▶ **Task instructions**: Find how many lines in the material hold the word "this", then state that number and nothing more.

Figure contents as structured data:
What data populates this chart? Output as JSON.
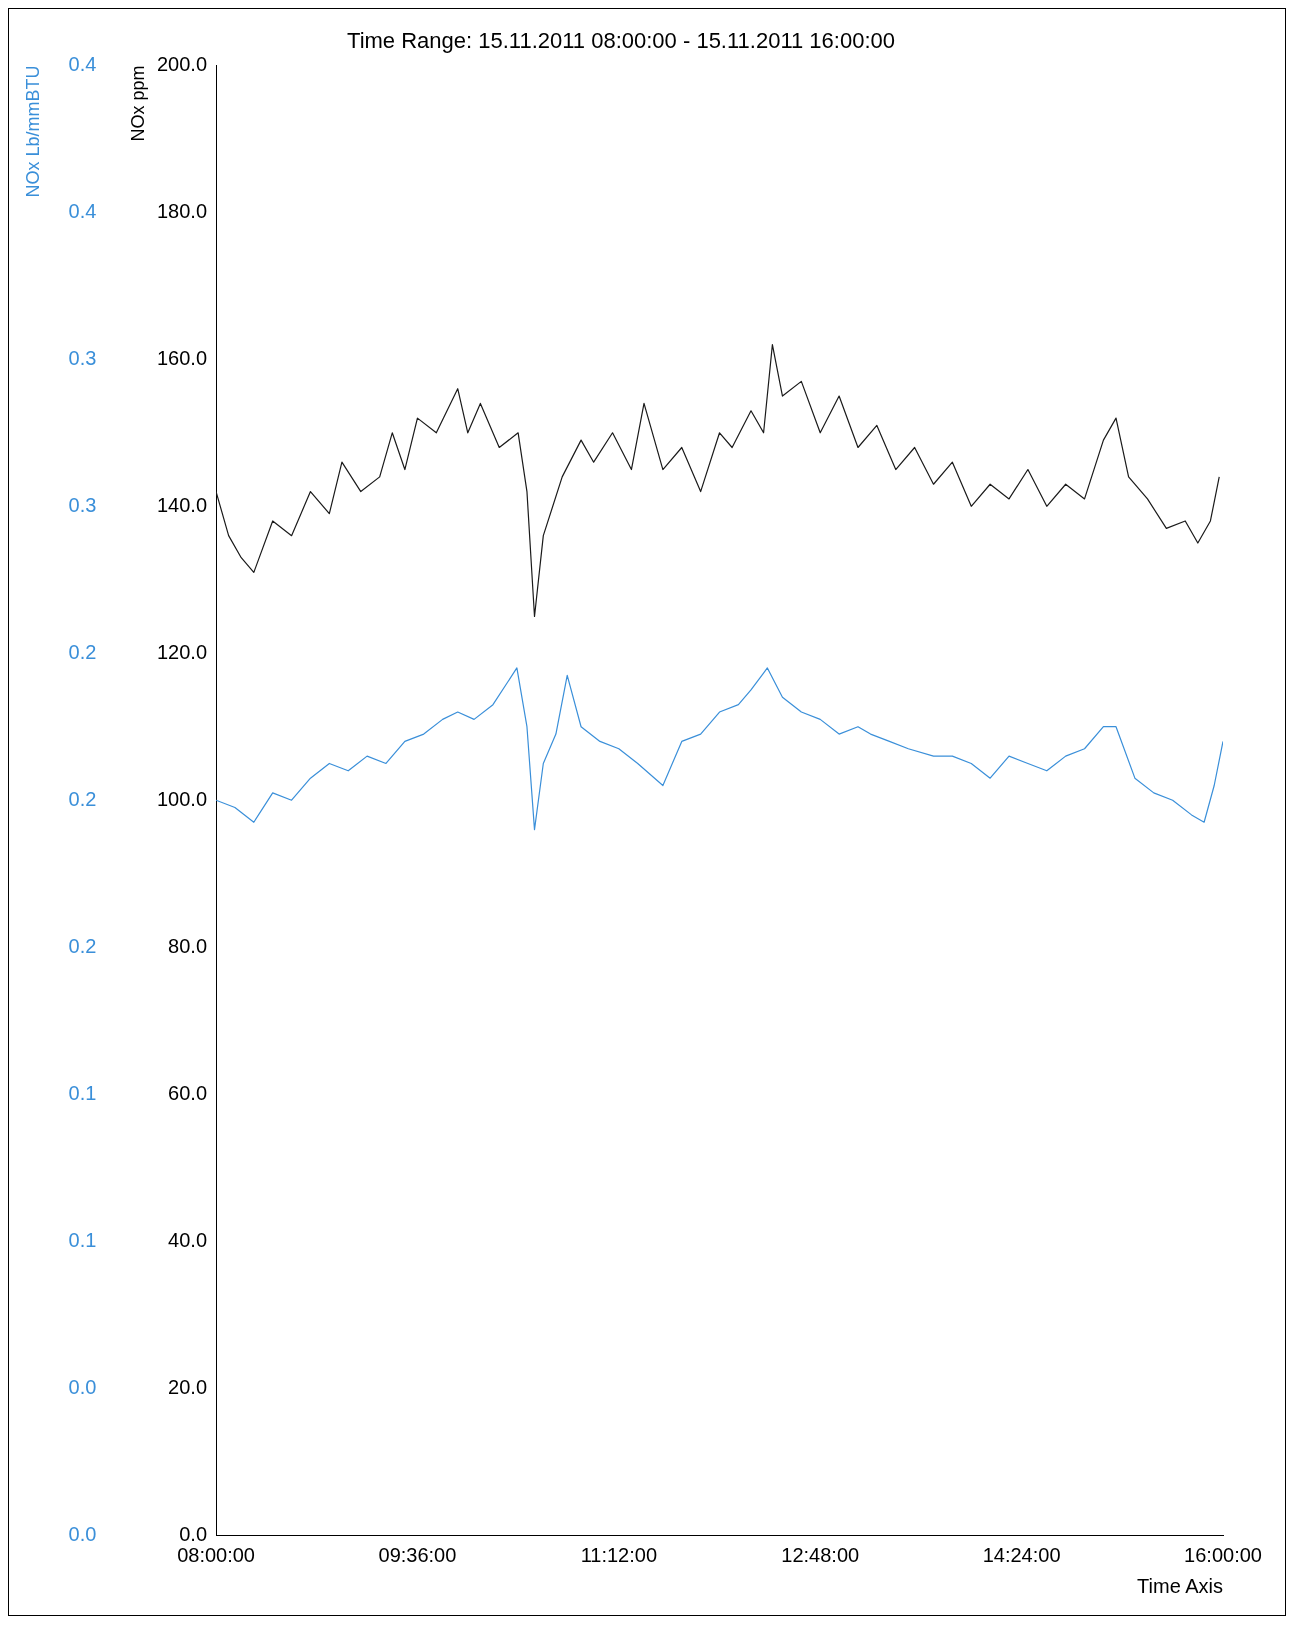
{
  "chart_data": {
    "type": "line",
    "title": "Time Range: 15.11.2011 08:00:00 - 15.11.2011 16:00:00",
    "xlabel": "Time Axis",
    "ylabel": "NOx ppm",
    "y2label": "NOx Lb/mmBTU",
    "xlim": [
      8,
      16
    ],
    "xticks": [
      {
        "value": 8,
        "label": "08:00:00"
      },
      {
        "value": 9.6,
        "label": "09:36:00"
      },
      {
        "value": 11.2,
        "label": "11:12:00"
      },
      {
        "value": 12.8,
        "label": "12:48:00"
      },
      {
        "value": 14.4,
        "label": "14:24:00"
      },
      {
        "value": 16,
        "label": "16:00:00"
      }
    ],
    "ylim": [
      0,
      200
    ],
    "yticks": [
      {
        "value": 0,
        "label": "0.0"
      },
      {
        "value": 20,
        "label": "20.0"
      },
      {
        "value": 40,
        "label": "40.0"
      },
      {
        "value": 60,
        "label": "60.0"
      },
      {
        "value": 80,
        "label": "80.0"
      },
      {
        "value": 100,
        "label": "100.0"
      },
      {
        "value": 120,
        "label": "120.0"
      },
      {
        "value": 140,
        "label": "140.0"
      },
      {
        "value": 160,
        "label": "160.0"
      },
      {
        "value": 180,
        "label": "180.0"
      },
      {
        "value": 200,
        "label": "200.0"
      }
    ],
    "y2lim": [
      0,
      0.4
    ],
    "y2ticks": [
      {
        "value": 0,
        "label": "0.0"
      },
      {
        "value": 0.04,
        "label": "0.0"
      },
      {
        "value": 0.08,
        "label": "0.1"
      },
      {
        "value": 0.12,
        "label": "0.1"
      },
      {
        "value": 0.16,
        "label": "0.2"
      },
      {
        "value": 0.2,
        "label": "0.2"
      },
      {
        "value": 0.24,
        "label": "0.2"
      },
      {
        "value": 0.28,
        "label": "0.3"
      },
      {
        "value": 0.32,
        "label": "0.3"
      },
      {
        "value": 0.36,
        "label": "0.4"
      },
      {
        "value": 0.4,
        "label": "0.4"
      }
    ],
    "grid": false,
    "legend": false,
    "marker": "none",
    "line_style": "solid",
    "series": [
      {
        "color": "#1a1a1a",
        "x": [
          8.0,
          8.1,
          8.2,
          8.3,
          8.45,
          8.6,
          8.75,
          8.9,
          9.0,
          9.15,
          9.3,
          9.4,
          9.5,
          9.6,
          9.75,
          9.92,
          10.0,
          10.1,
          10.25,
          10.4,
          10.47,
          10.53,
          10.6,
          10.75,
          10.9,
          11.0,
          11.15,
          11.3,
          11.4,
          11.55,
          11.7,
          11.85,
          12.0,
          12.1,
          12.25,
          12.35,
          12.42,
          12.5,
          12.65,
          12.8,
          12.95,
          13.1,
          13.25,
          13.4,
          13.55,
          13.7,
          13.85,
          14.0,
          14.15,
          14.3,
          14.45,
          14.6,
          14.75,
          14.9,
          15.05,
          15.15,
          15.25,
          15.4,
          15.55,
          15.7,
          15.8,
          15.9,
          15.97
        ],
        "values": [
          142,
          136,
          133,
          131,
          138,
          136,
          142,
          139,
          146,
          142,
          144,
          150,
          145,
          152,
          150,
          156,
          150,
          154,
          148,
          150,
          142,
          125,
          136,
          144,
          149,
          146,
          150,
          145,
          154,
          145,
          148,
          142,
          150,
          148,
          153,
          150,
          162,
          155,
          157,
          150,
          155,
          148,
          151,
          145,
          148,
          143,
          146,
          140,
          143,
          141,
          145,
          140,
          143,
          141,
          149,
          152,
          144,
          141,
          137,
          138,
          135,
          138,
          144
        ]
      },
      {
        "color": "#3a8fd9",
        "axis": "y2",
        "x": [
          8.0,
          8.15,
          8.3,
          8.45,
          8.6,
          8.75,
          8.9,
          9.05,
          9.2,
          9.35,
          9.5,
          9.65,
          9.8,
          9.92,
          10.05,
          10.2,
          10.39,
          10.47,
          10.53,
          10.6,
          10.7,
          10.79,
          10.9,
          11.05,
          11.2,
          11.35,
          11.55,
          11.7,
          11.85,
          12.0,
          12.15,
          12.25,
          12.38,
          12.5,
          12.65,
          12.8,
          12.95,
          13.1,
          13.2,
          13.35,
          13.5,
          13.7,
          13.85,
          14.0,
          14.15,
          14.3,
          14.45,
          14.6,
          14.75,
          14.9,
          15.05,
          15.15,
          15.3,
          15.45,
          15.6,
          15.75,
          15.85,
          15.93,
          16.0
        ],
        "values": [
          0.2,
          0.198,
          0.194,
          0.202,
          0.2,
          0.206,
          0.21,
          0.208,
          0.212,
          0.21,
          0.216,
          0.218,
          0.222,
          0.224,
          0.222,
          0.226,
          0.236,
          0.22,
          0.192,
          0.21,
          0.218,
          0.234,
          0.22,
          0.216,
          0.214,
          0.21,
          0.204,
          0.216,
          0.218,
          0.224,
          0.226,
          0.23,
          0.236,
          0.228,
          0.224,
          0.222,
          0.218,
          0.22,
          0.218,
          0.216,
          0.214,
          0.212,
          0.212,
          0.21,
          0.206,
          0.212,
          0.21,
          0.208,
          0.212,
          0.214,
          0.22,
          0.22,
          0.206,
          0.202,
          0.2,
          0.196,
          0.194,
          0.204,
          0.216
        ]
      }
    ]
  }
}
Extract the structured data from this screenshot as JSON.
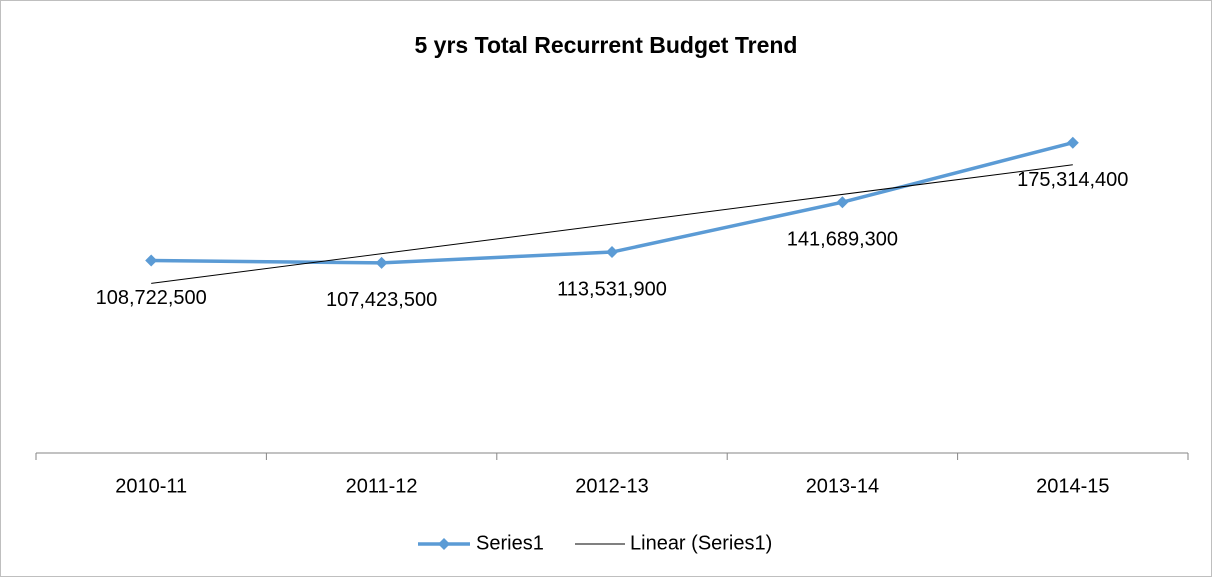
{
  "chart_data": {
    "type": "line",
    "title": "5 yrs Total Recurrent Budget Trend",
    "categories": [
      "2010-11",
      "2011-12",
      "2012-13",
      "2013-14",
      "2014-15"
    ],
    "series": [
      {
        "name": "Series1",
        "color": "#5b9bd5",
        "values": [
          108722500,
          107423500,
          113531900,
          141689300,
          175314400
        ],
        "value_labels": [
          "108,722,500",
          "107,423,500",
          "113,531,900",
          "141,689,300",
          "175,314,400"
        ]
      }
    ],
    "trendline": {
      "name": "Linear (Series1)",
      "color": "#000000"
    },
    "ylim": [
      0,
      200000000
    ],
    "legend": "bottom"
  }
}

▶ **Result**: 2